▸ **Given task**
Copy down all of the data underneath, exactly as shown.

Stored items:
▶

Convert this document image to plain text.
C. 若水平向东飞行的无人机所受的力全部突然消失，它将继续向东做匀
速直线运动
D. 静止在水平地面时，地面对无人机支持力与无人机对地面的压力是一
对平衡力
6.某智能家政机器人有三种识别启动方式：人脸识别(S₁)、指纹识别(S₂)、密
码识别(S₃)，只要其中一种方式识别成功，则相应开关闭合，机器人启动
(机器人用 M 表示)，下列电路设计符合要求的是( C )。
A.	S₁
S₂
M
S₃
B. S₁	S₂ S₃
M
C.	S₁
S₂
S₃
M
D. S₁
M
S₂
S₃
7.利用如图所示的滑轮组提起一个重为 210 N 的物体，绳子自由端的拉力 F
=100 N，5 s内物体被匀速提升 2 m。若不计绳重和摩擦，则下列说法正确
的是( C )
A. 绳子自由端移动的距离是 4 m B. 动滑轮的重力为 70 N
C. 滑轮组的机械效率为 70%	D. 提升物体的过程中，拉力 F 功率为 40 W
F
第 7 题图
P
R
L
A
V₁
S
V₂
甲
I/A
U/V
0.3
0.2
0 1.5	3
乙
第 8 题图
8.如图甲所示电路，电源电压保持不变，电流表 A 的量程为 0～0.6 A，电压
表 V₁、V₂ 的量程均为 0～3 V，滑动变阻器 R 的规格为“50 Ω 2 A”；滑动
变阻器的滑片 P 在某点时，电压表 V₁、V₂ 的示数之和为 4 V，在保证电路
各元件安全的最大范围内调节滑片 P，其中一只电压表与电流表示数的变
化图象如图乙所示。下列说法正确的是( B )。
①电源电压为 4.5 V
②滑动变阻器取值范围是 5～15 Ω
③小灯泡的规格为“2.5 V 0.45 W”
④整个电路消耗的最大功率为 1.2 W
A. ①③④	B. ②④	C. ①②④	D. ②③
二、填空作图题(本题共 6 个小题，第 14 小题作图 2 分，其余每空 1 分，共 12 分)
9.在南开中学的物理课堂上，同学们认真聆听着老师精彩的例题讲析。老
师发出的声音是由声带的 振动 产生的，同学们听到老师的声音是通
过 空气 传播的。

◀

▸ **Completed exercise**
Convert this document image to plain text.
C. 若水平向东飞行的无人机所受的力全部突然消失，它将继续向东做匀
速直线运动
D. 静止在水平地面时，地面对无人机支持力与无人机对地面的压力是一
对平衡力
6.某智能家政机器人有三种识别启动方式：人脸识别(S₁)、指纹识别(S₂)、密
码识别(S₃)，只要其中一种方式识别成功，则相应开关闭合，机器人启动
(机器人用 M 表示)，下列电路设计符合要求的是( C )。
A.	S₁
S₂
M
S₃
B. S₁	S₂ S₃
M
C.	S₁
S₂
S₃
M
D. S₁
M
S₂
S₃
7.利用如图所示的滑轮组提起一个重为 210 N 的物体，绳子自由端的拉力 F
=100 N，5 s内物体被匀速提升 2 m。若不计绳重和摩擦，则下列说法正确
的是( C )
A. 绳子自由端移动的距离是 4 m B. 动滑轮的重力为 70 N
C. 滑轮组的机械效率为 70%	D. 提升物体的过程中，拉力 F 功率为 40 W
F
第 7 题图
P
R
L
A
V₁
S
V₂
甲
I/A
U/V
0.3
0.2
0 1.5	3
乙
第 8 题图
8.如图甲所示电路，电源电压保持不变，电流表 A 的量程为 0～0.6 A，电压
表 V₁、V₂ 的量程均为 0～3 V，滑动变阻器 R 的规格为“50 Ω 2 A”；滑动
变阻器的滑片 P 在某点时，电压表 V₁、V₂ 的示数之和为 4 V，在保证电路
各元件安全的最大范围内调节滑片 P，其中一只电压表与电流表示数的变
化图象如图乙所示。下列说法正确的是( B )。
①电源电压为 4.5 V
②滑动变阻器取值范围是 5～15 Ω
③小灯泡的规格为“2.5 V 0.45 W”
④整个电路消耗的最大功率为 1.2 W
A. ①③④	B. ②④	C. ①②④	D. ②③
二、填空作图题(本题共 6 个小题，第 14 小题作图 2 分，其余每空 1 分，共 12 分)
9.在南开中学的物理课堂上，同学们认真聆听着老师精彩的例题讲析。老
师发出的声音是由声带的 振动 产生的，同学们听到老师的声音是通
过 空气 传播的。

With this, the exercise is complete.